::: Data shown

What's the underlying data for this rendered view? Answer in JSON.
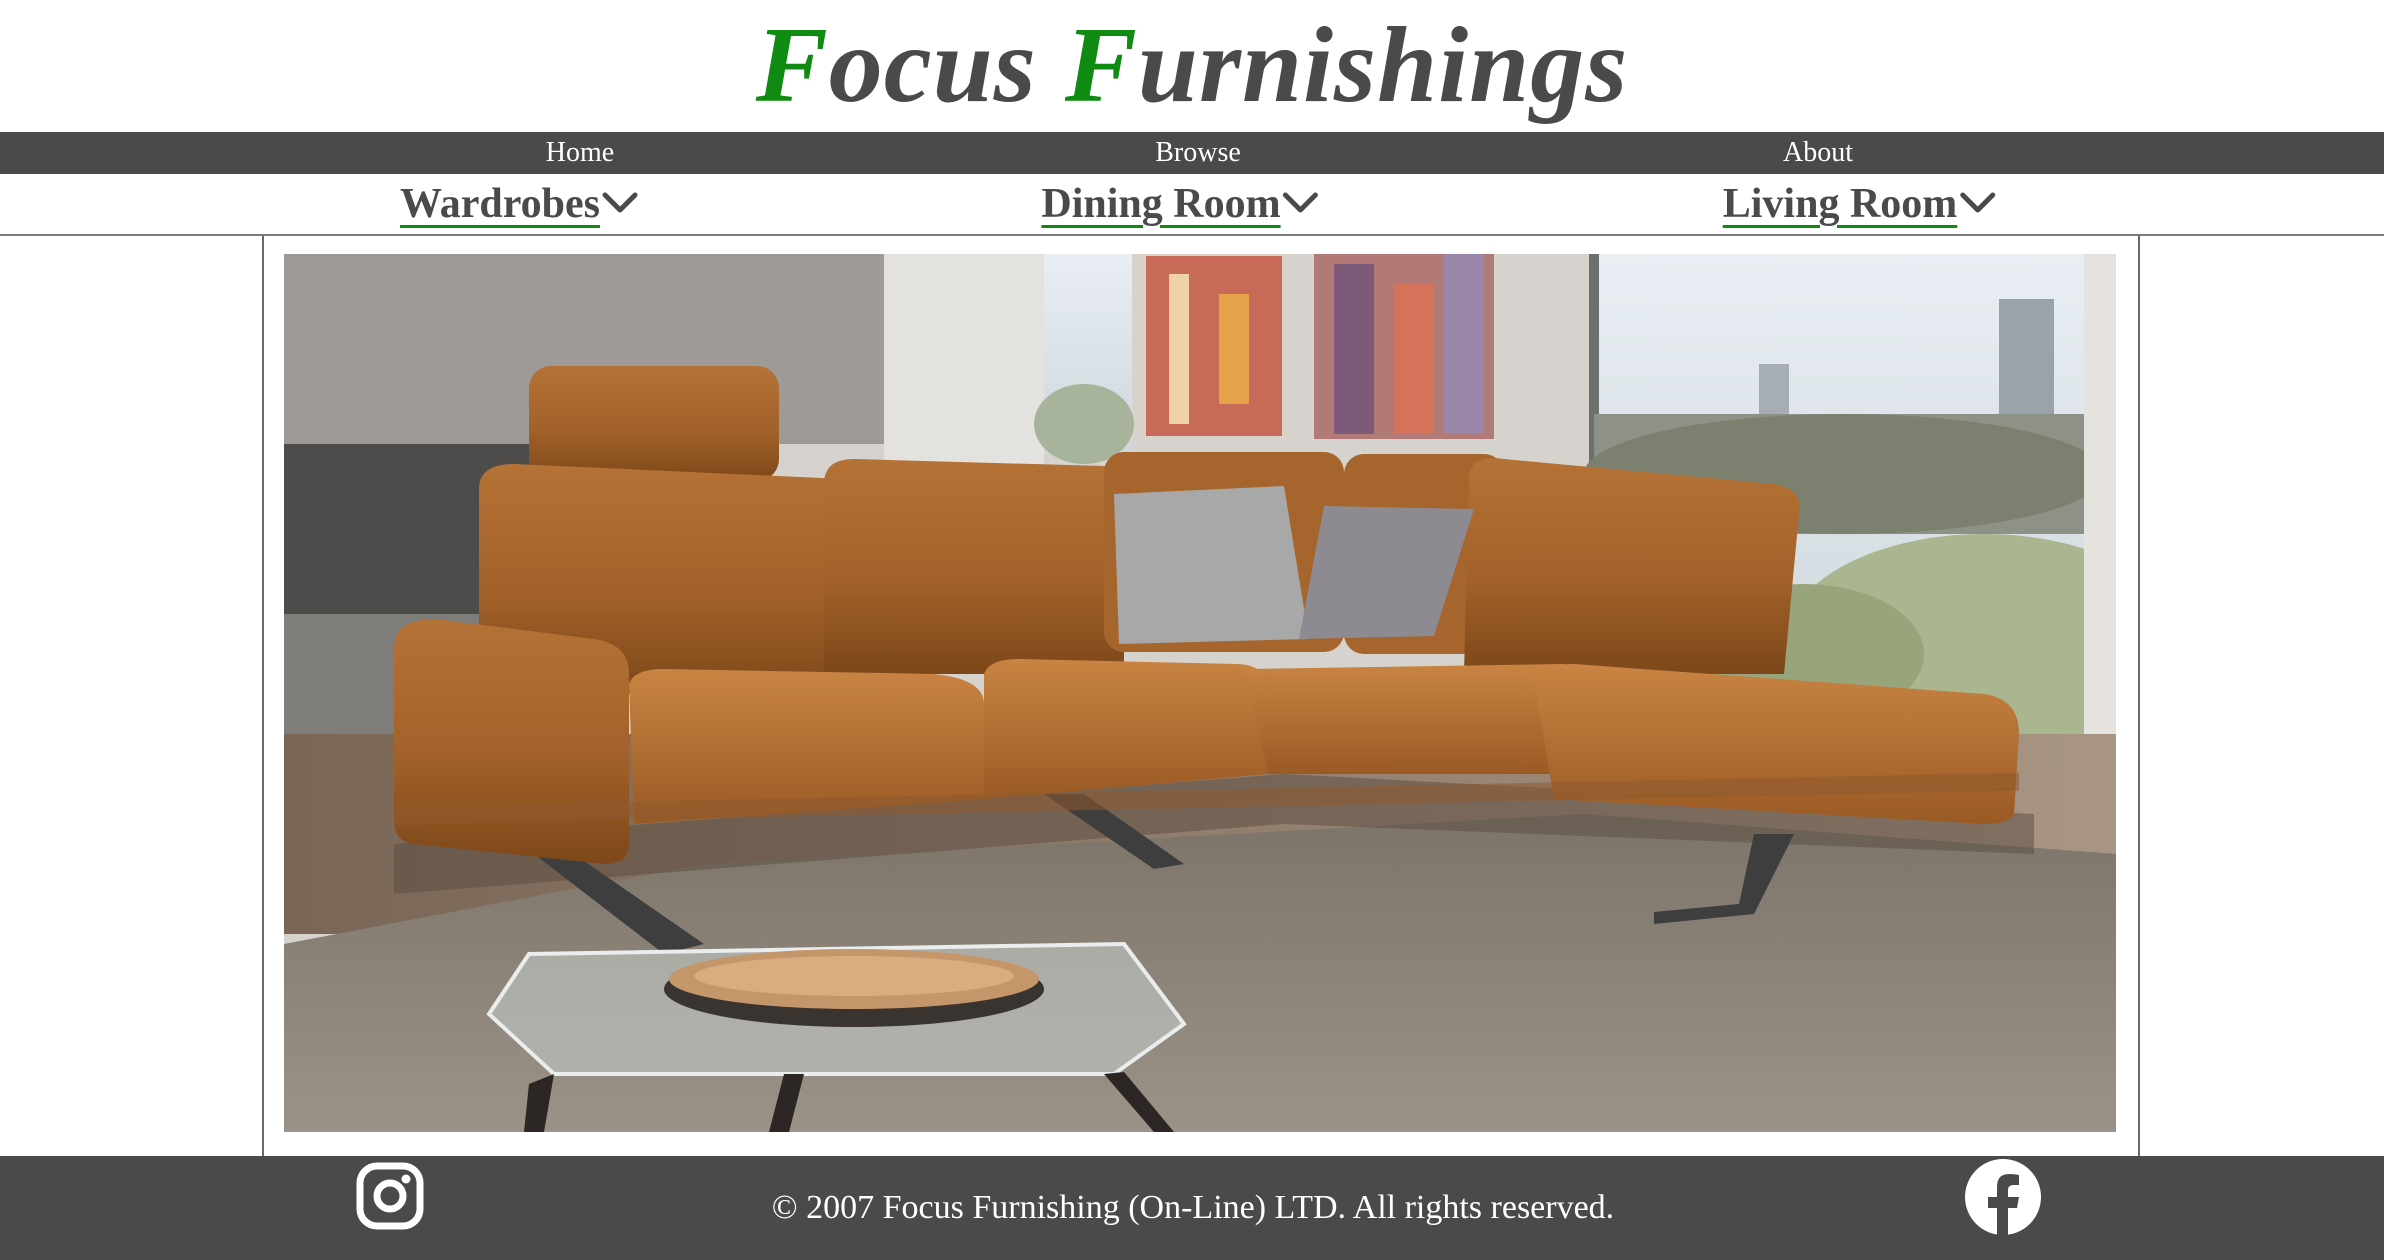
{
  "brand": {
    "name_cap1": "F",
    "name_rest1": "ocus ",
    "name_cap2": "F",
    "name_rest2": "urnishings",
    "accent_color": "#0f8a12",
    "text_color": "#4a4a4a"
  },
  "nav": {
    "items": [
      {
        "label": "Home"
      },
      {
        "label": "Browse"
      },
      {
        "label": "About"
      }
    ],
    "background": "#4a4a4a"
  },
  "categories": [
    {
      "label": "Wardrobes",
      "icon": "chevron-down-icon"
    },
    {
      "label": "Dining Room",
      "icon": "chevron-down-icon"
    },
    {
      "label": "Living Room",
      "icon": "chevron-down-icon"
    }
  ],
  "hero": {
    "image": "hero-image"
  },
  "footer": {
    "copyright": "© 2007 Focus Furnishing (On-Line) LTD. All rights reserved.",
    "left_icon": "instagram-icon",
    "right_icon": "facebook-icon"
  }
}
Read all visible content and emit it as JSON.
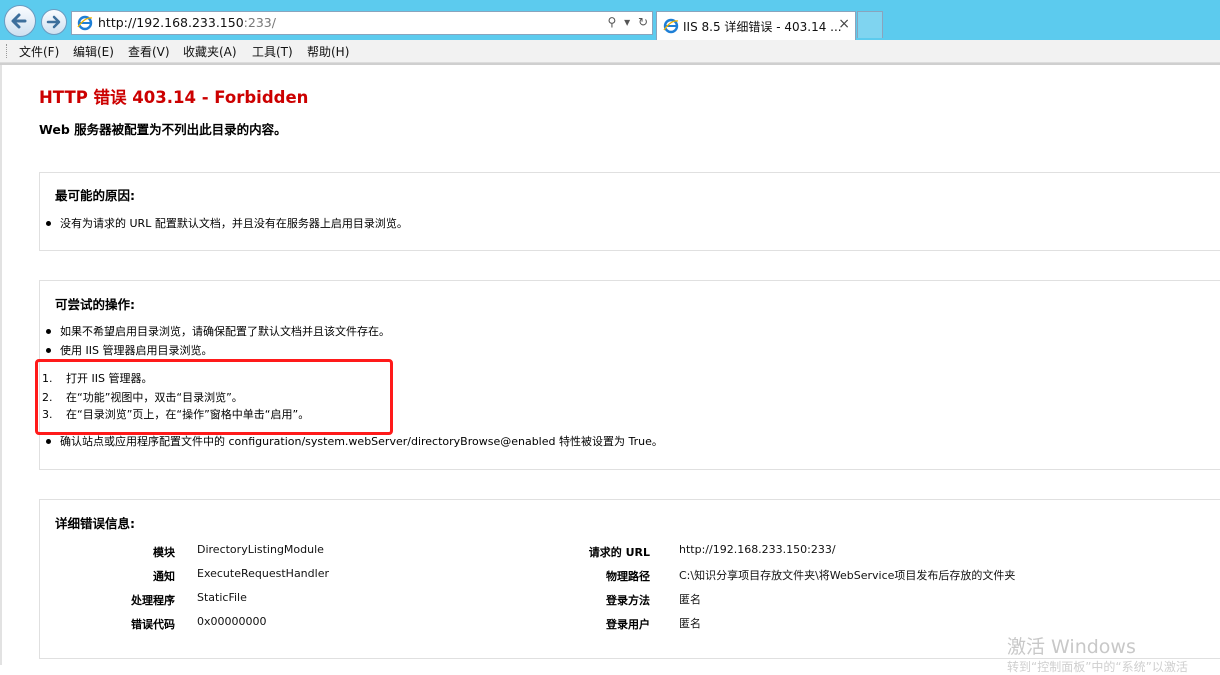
{
  "browser": {
    "url_host": "http://192.168.233.150",
    "url_port": ":233/",
    "tab_title": "IIS 8.5 详细错误 - 403.14 ...",
    "tab_close": "×",
    "addr_icons": [
      "search-icon",
      "dropdown-icon",
      "refresh-icon"
    ],
    "search_glyph": "⚲",
    "dropdown_glyph": "▾",
    "refresh_glyph": "↻"
  },
  "menu": [
    "文件(F)",
    "编辑(E)",
    "查看(V)",
    "收藏夹(A)",
    "工具(T)",
    "帮助(H)"
  ],
  "page": {
    "title": "HTTP 错误 403.14 - Forbidden",
    "subtitle": "Web 服务器被配置为不列出此目录的内容。",
    "causes": {
      "heading": "最可能的原因:",
      "items": [
        "没有为请求的 URL 配置默认文档，并且没有在服务器上启用目录浏览。"
      ]
    },
    "actions": {
      "heading": "可尝试的操作:",
      "items": [
        "如果不希望启用目录浏览，请确保配置了默认文档并且该文件存在。",
        "使用 IIS 管理器启用目录浏览。"
      ],
      "steps": [
        "打开 IIS 管理器。",
        "在“功能”视图中，双击“目录浏览”。",
        "在“目录浏览”页上，在“操作”窗格中单击“启用”。"
      ],
      "step_numbers": [
        "1.",
        "2.",
        "3."
      ],
      "last_item": "确认站点或应用程序配置文件中的 configuration/system.webServer/directoryBrowse@enabled 特性被设置为 True。"
    },
    "details": {
      "heading": "详细错误信息:",
      "left": [
        {
          "label": "模块",
          "value": "DirectoryListingModule"
        },
        {
          "label": "通知",
          "value": "ExecuteRequestHandler"
        },
        {
          "label": "处理程序",
          "value": "StaticFile"
        },
        {
          "label": "错误代码",
          "value": "0x00000000"
        }
      ],
      "right": [
        {
          "label": "请求的 URL",
          "value": "http://192.168.233.150:233/"
        },
        {
          "label": "物理路径",
          "value": "C:\\知识分享项目存放文件夹\\将WebService项目发布后存放的文件夹"
        },
        {
          "label": "登录方法",
          "value": "匿名"
        },
        {
          "label": "登录用户",
          "value": "匿名"
        }
      ]
    }
  },
  "watermark": {
    "line1": "激活 Windows",
    "line2": "转到“控制面板”中的“系统”以激活"
  },
  "colors": {
    "title_red": "#cc0000",
    "highlight_red": "#ff1a1a",
    "chrome_blue": "#5ccbee"
  }
}
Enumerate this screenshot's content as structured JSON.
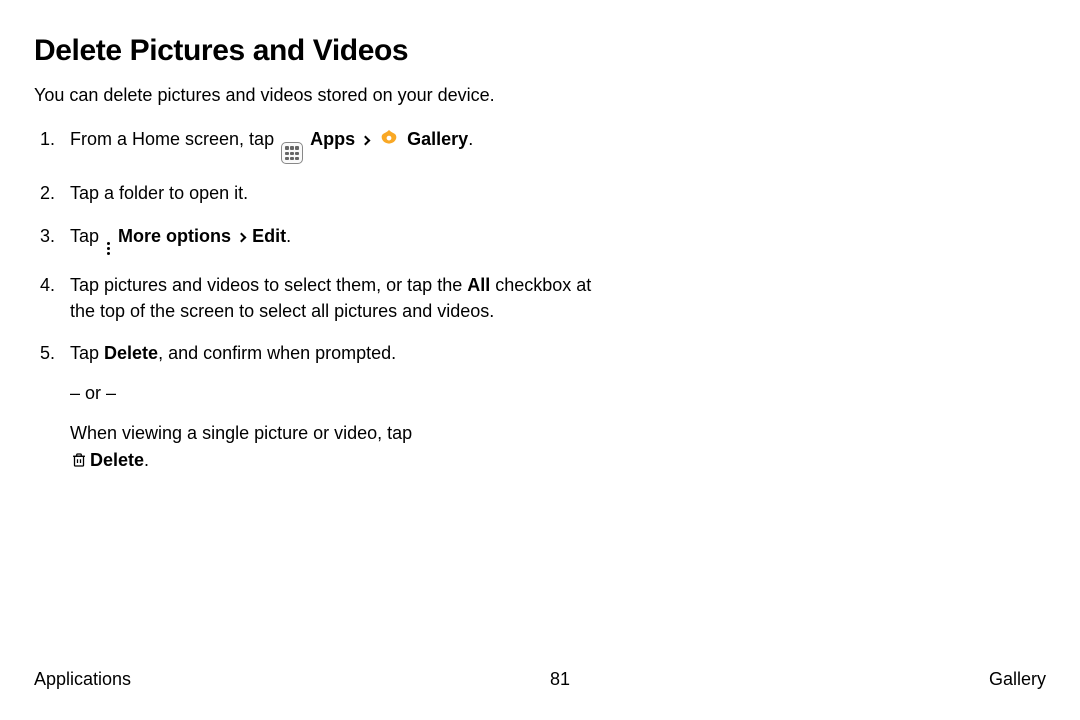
{
  "title": "Delete Pictures and Videos",
  "intro": "You can delete pictures and videos stored on your device.",
  "step1": {
    "pre": "From a Home screen, tap ",
    "apps": "Apps",
    "gallery": "Gallery",
    "end": "."
  },
  "step2": "Tap a folder to open it.",
  "step3": {
    "pre": "Tap ",
    "more": "More options",
    "edit": "Edit",
    "end": "."
  },
  "step4": {
    "a": "Tap pictures and videos to select them, or tap the ",
    "all": "All",
    "b": " checkbox at the top of the screen to select all pictures and videos."
  },
  "step5": {
    "a1": "Tap ",
    "delete1": "Delete",
    "a2": ", and confirm when prompted.",
    "or": "– or –",
    "b1": "When viewing a single picture or video, tap",
    "delete2": "Delete",
    "b2": "."
  },
  "footer": {
    "left": "Applications",
    "center": "81",
    "right": "Gallery"
  }
}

::::::

• _The request_: Answer with one number only: how many lines above contain the word "Home".

• _The reply_: 2